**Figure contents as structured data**
- - - -

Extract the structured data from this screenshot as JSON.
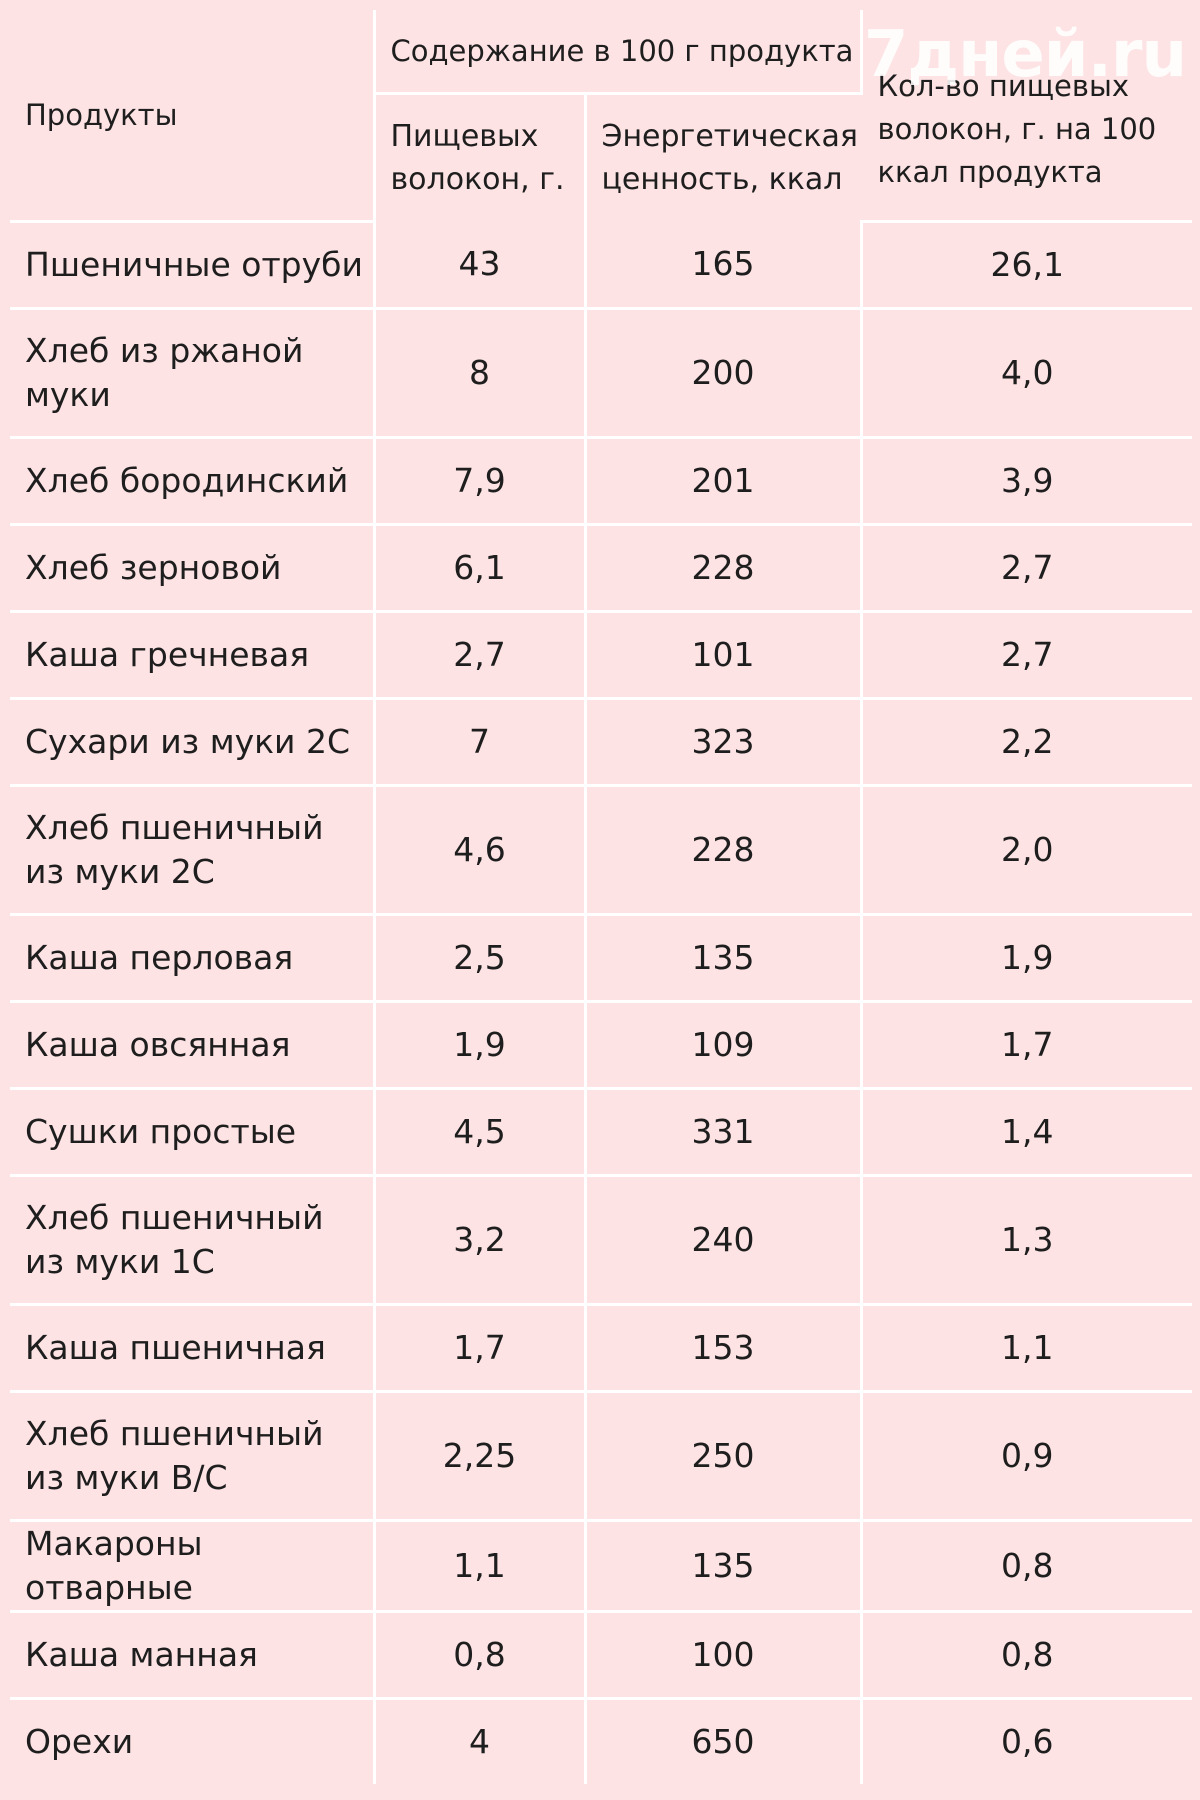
{
  "watermark": "7дней.ru",
  "table": {
    "header": {
      "products": "Продукты",
      "content_group": "Содержание в 100 г продукта",
      "fiber": "Пищевых волокон, г.",
      "energy": "Энергетическая ценность, ккал",
      "per_100kcal": "Кол-во пищевых волокон, г. на 100 ккал продукта"
    },
    "rows": [
      {
        "product": "Пшеничные отруби",
        "fiber": "43",
        "energy": "165",
        "per_100kcal": "26,1"
      },
      {
        "product": "Хлеб из ржаной муки",
        "fiber": "8",
        "energy": "200",
        "per_100kcal": "4,0"
      },
      {
        "product": "Хлеб бородинский",
        "fiber": "7,9",
        "energy": "201",
        "per_100kcal": "3,9"
      },
      {
        "product": "Хлеб зерновой",
        "fiber": "6,1",
        "energy": "228",
        "per_100kcal": "2,7"
      },
      {
        "product": "Каша гречневая",
        "fiber": "2,7",
        "energy": "101",
        "per_100kcal": "2,7"
      },
      {
        "product": "Сухари из муки 2С",
        "fiber": "7",
        "energy": "323",
        "per_100kcal": "2,2"
      },
      {
        "product": "Хлеб пшеничный из муки 2С",
        "fiber": "4,6",
        "energy": "228",
        "per_100kcal": "2,0"
      },
      {
        "product": "Каша перловая",
        "fiber": "2,5",
        "energy": "135",
        "per_100kcal": "1,9"
      },
      {
        "product": "Каша овсянная",
        "fiber": "1,9",
        "energy": "109",
        "per_100kcal": "1,7"
      },
      {
        "product": "Сушки простые",
        "fiber": "4,5",
        "energy": "331",
        "per_100kcal": "1,4"
      },
      {
        "product": "Хлеб пшеничный из муки 1С",
        "fiber": "3,2",
        "energy": "240",
        "per_100kcal": "1,3"
      },
      {
        "product": "Каша пшеничная",
        "fiber": "1,7",
        "energy": "153",
        "per_100kcal": "1,1"
      },
      {
        "product": "Хлеб пшеничный из муки В/С",
        "fiber": "2,25",
        "energy": "250",
        "per_100kcal": "0,9"
      },
      {
        "product": "Макароны отварные",
        "fiber": "1,1",
        "energy": "135",
        "per_100kcal": "0,8"
      },
      {
        "product": "Каша манная",
        "fiber": "0,8",
        "energy": "100",
        "per_100kcal": "0,8"
      },
      {
        "product": "Орехи",
        "fiber": "4",
        "energy": "650",
        "per_100kcal": "0,6"
      }
    ]
  }
}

- - - -

**Task brief**
Pictures stay out; reproduce every line of the records exactly.

**Solution to this task**
Extract the structured data from this screenshot as JSON.
{
  "watermark": "7дней.ru",
  "table": {
    "header": {
      "products": "Продукты",
      "content_group": "Содержание в 100 г продукта",
      "fiber": "Пищевых волокон, г.",
      "energy": "Энергетическая ценность, ккал",
      "per_100kcal": "Кол-во пищевых волокон, г. на 100 ккал продукта"
    },
    "rows": [
      {
        "product": "Пшеничные отруби",
        "fiber": "43",
        "energy": "165",
        "per_100kcal": "26,1"
      },
      {
        "product": "Хлеб из ржаной муки",
        "fiber": "8",
        "energy": "200",
        "per_100kcal": "4,0"
      },
      {
        "product": "Хлеб бородинский",
        "fiber": "7,9",
        "energy": "201",
        "per_100kcal": "3,9"
      },
      {
        "product": "Хлеб зерновой",
        "fiber": "6,1",
        "energy": "228",
        "per_100kcal": "2,7"
      },
      {
        "product": "Каша гречневая",
        "fiber": "2,7",
        "energy": "101",
        "per_100kcal": "2,7"
      },
      {
        "product": "Сухари из муки 2С",
        "fiber": "7",
        "energy": "323",
        "per_100kcal": "2,2"
      },
      {
        "product": "Хлеб пшеничный из муки 2С",
        "fiber": "4,6",
        "energy": "228",
        "per_100kcal": "2,0"
      },
      {
        "product": "Каша перловая",
        "fiber": "2,5",
        "energy": "135",
        "per_100kcal": "1,9"
      },
      {
        "product": "Каша овсянная",
        "fiber": "1,9",
        "energy": "109",
        "per_100kcal": "1,7"
      },
      {
        "product": "Сушки простые",
        "fiber": "4,5",
        "energy": "331",
        "per_100kcal": "1,4"
      },
      {
        "product": "Хлеб пшеничный из муки 1С",
        "fiber": "3,2",
        "energy": "240",
        "per_100kcal": "1,3"
      },
      {
        "product": "Каша пшеничная",
        "fiber": "1,7",
        "energy": "153",
        "per_100kcal": "1,1"
      },
      {
        "product": "Хлеб пшеничный из муки В/С",
        "fiber": "2,25",
        "energy": "250",
        "per_100kcal": "0,9"
      },
      {
        "product": "Макароны отварные",
        "fiber": "1,1",
        "energy": "135",
        "per_100kcal": "0,8"
      },
      {
        "product": "Каша манная",
        "fiber": "0,8",
        "energy": "100",
        "per_100kcal": "0,8"
      },
      {
        "product": "Орехи",
        "fiber": "4",
        "energy": "650",
        "per_100kcal": "0,6"
      }
    ]
  }
}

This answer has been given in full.